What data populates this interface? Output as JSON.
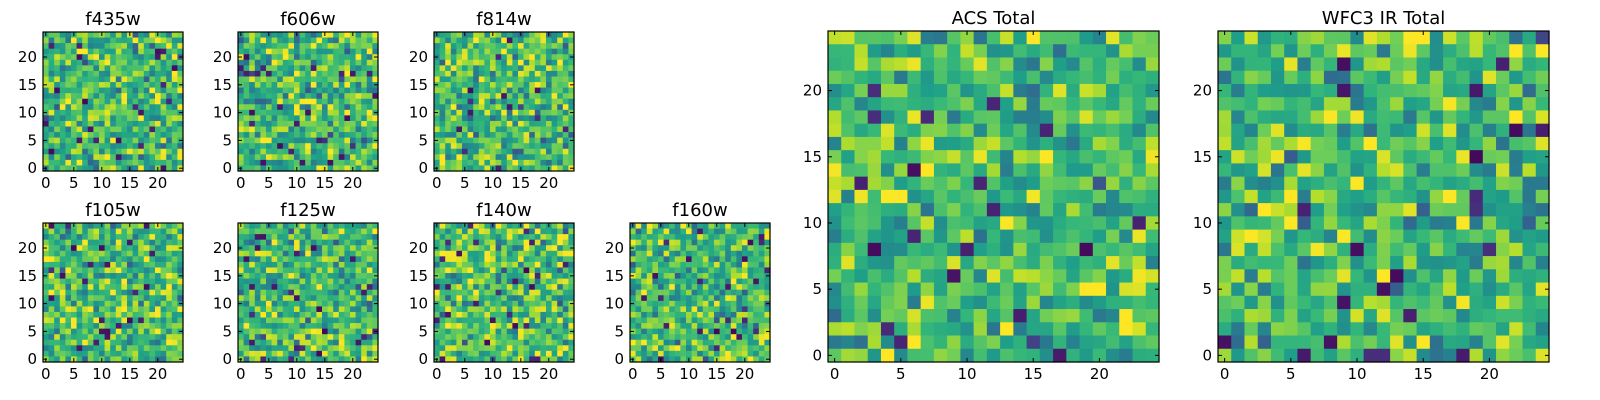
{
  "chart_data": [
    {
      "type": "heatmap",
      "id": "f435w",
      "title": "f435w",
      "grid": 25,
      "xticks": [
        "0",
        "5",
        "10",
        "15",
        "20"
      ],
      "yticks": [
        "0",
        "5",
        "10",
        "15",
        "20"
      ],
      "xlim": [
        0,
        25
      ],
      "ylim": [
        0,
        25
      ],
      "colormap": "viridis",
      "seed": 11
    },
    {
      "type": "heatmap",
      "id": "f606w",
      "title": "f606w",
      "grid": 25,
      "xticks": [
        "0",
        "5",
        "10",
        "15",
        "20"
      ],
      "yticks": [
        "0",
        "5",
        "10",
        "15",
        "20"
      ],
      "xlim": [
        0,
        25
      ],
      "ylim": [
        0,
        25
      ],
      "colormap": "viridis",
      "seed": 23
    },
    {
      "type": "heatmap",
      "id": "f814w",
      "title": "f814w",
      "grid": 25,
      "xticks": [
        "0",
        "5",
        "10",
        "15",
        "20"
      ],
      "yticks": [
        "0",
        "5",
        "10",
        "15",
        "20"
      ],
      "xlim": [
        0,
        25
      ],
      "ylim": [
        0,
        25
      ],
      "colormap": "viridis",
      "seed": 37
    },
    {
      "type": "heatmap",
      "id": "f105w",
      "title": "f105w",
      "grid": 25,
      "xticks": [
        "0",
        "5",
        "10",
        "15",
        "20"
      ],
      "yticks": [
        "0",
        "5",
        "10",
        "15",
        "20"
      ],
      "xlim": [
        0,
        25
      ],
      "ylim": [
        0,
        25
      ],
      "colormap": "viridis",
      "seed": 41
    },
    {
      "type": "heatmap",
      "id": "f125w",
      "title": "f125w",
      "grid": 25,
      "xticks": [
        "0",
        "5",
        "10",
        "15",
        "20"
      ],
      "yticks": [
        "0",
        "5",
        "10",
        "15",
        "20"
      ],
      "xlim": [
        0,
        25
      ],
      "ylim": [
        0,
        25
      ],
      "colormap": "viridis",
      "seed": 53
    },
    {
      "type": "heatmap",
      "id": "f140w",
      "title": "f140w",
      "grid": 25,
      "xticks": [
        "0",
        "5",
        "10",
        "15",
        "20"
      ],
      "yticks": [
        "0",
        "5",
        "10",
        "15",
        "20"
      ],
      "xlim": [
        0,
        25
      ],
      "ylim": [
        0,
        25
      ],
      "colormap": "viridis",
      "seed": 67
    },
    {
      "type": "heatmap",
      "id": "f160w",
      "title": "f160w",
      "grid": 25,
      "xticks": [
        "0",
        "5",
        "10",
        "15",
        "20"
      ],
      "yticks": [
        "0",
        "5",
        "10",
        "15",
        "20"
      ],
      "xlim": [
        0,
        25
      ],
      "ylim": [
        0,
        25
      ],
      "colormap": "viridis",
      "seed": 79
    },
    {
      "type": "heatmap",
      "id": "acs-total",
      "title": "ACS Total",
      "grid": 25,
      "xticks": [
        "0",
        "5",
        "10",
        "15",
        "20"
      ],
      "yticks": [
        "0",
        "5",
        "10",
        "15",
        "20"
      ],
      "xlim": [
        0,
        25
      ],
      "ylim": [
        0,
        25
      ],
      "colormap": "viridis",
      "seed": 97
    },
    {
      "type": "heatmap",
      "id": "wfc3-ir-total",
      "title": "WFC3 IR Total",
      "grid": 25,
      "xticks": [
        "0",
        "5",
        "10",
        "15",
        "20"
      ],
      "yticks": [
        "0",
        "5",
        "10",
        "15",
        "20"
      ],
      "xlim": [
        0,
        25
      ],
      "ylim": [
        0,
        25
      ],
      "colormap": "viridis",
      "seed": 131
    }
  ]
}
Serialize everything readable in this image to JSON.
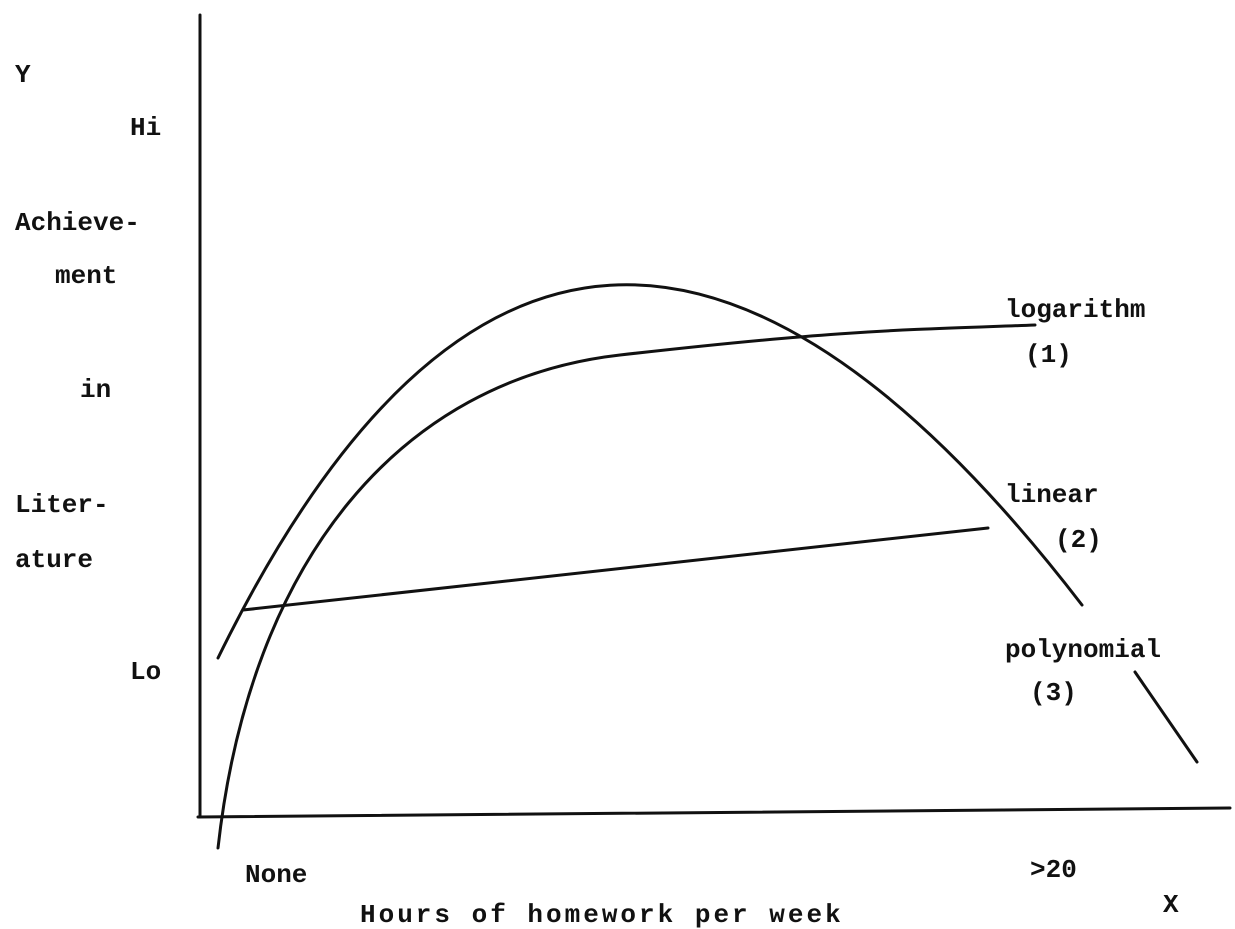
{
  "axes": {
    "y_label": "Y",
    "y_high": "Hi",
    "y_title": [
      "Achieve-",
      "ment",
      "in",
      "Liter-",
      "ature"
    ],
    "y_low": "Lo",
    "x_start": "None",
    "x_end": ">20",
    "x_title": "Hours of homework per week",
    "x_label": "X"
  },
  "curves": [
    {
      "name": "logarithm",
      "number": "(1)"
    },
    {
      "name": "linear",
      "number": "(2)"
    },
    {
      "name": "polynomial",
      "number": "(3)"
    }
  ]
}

•••••

From the data, collect all lines where the string "seed" appears.

      "seed": 11
      "seed": 23
      "seed": 37
      "seed": 41
      "seed": 53
      "seed": 67
      "seed": 79
      "seed": 97
      "seed": 131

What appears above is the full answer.